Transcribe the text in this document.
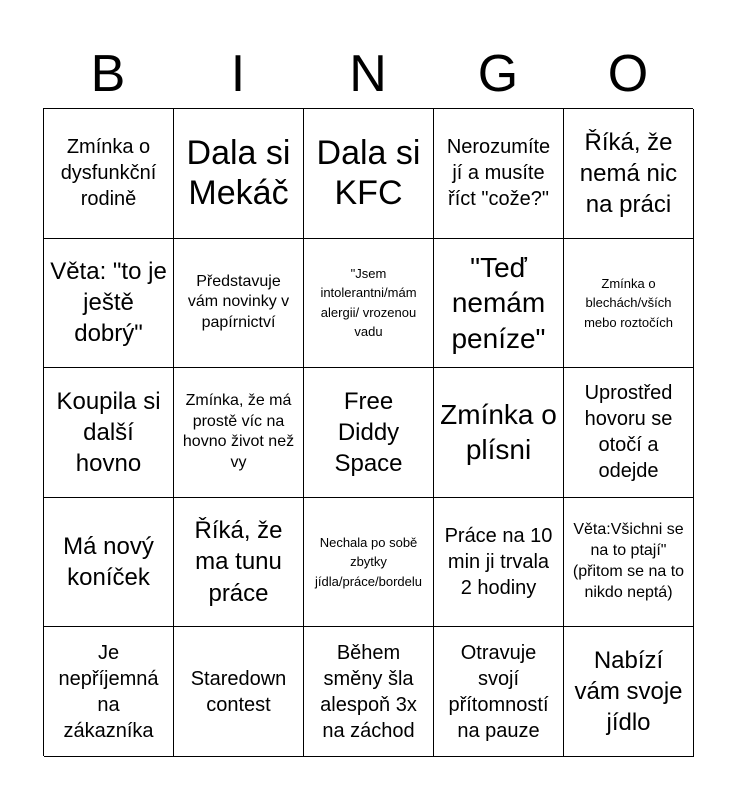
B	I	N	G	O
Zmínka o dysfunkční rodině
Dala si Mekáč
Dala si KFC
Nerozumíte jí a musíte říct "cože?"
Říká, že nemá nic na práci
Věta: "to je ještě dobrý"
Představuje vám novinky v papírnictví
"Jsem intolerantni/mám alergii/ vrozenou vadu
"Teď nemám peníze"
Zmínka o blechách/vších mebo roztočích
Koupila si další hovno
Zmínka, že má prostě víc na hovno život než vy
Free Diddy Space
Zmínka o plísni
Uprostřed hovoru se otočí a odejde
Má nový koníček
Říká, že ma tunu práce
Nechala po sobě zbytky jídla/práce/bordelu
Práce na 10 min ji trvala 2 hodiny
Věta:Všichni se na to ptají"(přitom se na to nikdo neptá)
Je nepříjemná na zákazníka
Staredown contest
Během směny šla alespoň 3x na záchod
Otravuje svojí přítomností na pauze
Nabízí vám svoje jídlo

▶ [TASK DESCRIPTION]
Pictures are excluded; copy every other part of the records exactly.

▶ [COMPLETED TASK]
Transcribe the text in this document.
B	I	N	G	O
Zmínka o dysfunkční rodině
Dala si Mekáč
Dala si KFC
Nerozumíte jí a musíte říct "cože?"
Říká, že nemá nic na práci
Věta: "to je ještě dobrý"
Představuje vám novinky v papírnictví
"Jsem intolerantni/mám alergii/ vrozenou vadu
"Teď nemám peníze"
Zmínka o blechách/vších mebo roztočích
Koupila si další hovno
Zmínka, že má prostě víc na hovno život než vy
Free Diddy Space
Zmínka o plísni
Uprostřed hovoru se otočí a odejde
Má nový koníček
Říká, že ma tunu práce
Nechala po sobě zbytky jídla/práce/bordelu
Práce na 10 min ji trvala 2 hodiny
Věta:Všichni se na to ptají"(přitom se na to nikdo neptá)
Je nepříjemná na zákazníka
Staredown contest
Během směny šla alespoň 3x na záchod
Otravuje svojí přítomností na pauze
Nabízí vám svoje jídlo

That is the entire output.